## EXERCISE BRIEF
Without the images, output each record below as it stands.

--------------------------------

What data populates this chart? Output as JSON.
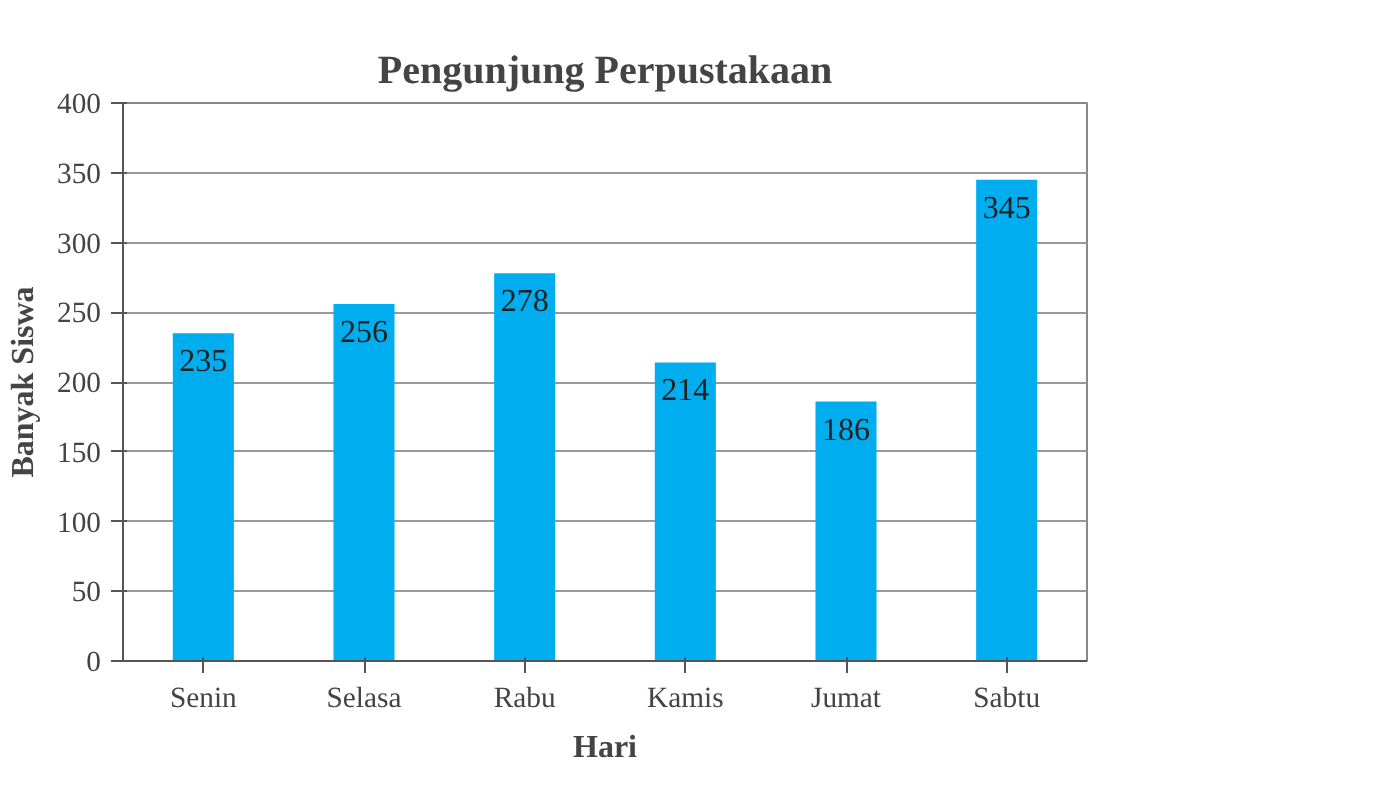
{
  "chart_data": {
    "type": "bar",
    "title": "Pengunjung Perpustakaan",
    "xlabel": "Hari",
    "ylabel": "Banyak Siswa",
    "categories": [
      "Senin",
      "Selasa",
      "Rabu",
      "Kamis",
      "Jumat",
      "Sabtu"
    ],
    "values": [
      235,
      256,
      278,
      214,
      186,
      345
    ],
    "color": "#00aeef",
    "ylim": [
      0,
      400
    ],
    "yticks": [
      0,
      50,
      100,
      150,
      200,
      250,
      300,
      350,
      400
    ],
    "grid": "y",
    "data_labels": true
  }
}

--------------------------------

## OUTPUT FOR THIS TASK
What data populates this chart? Output as JSON.
{
  "chart_data": {
    "type": "bar",
    "title": "Pengunjung Perpustakaan",
    "xlabel": "Hari",
    "ylabel": "Banyak Siswa",
    "categories": [
      "Senin",
      "Selasa",
      "Rabu",
      "Kamis",
      "Jumat",
      "Sabtu"
    ],
    "values": [
      235,
      256,
      278,
      214,
      186,
      345
    ],
    "color": "#00aeef",
    "ylim": [
      0,
      400
    ],
    "yticks": [
      0,
      50,
      100,
      150,
      200,
      250,
      300,
      350,
      400
    ],
    "grid": "y",
    "data_labels": true
  }
}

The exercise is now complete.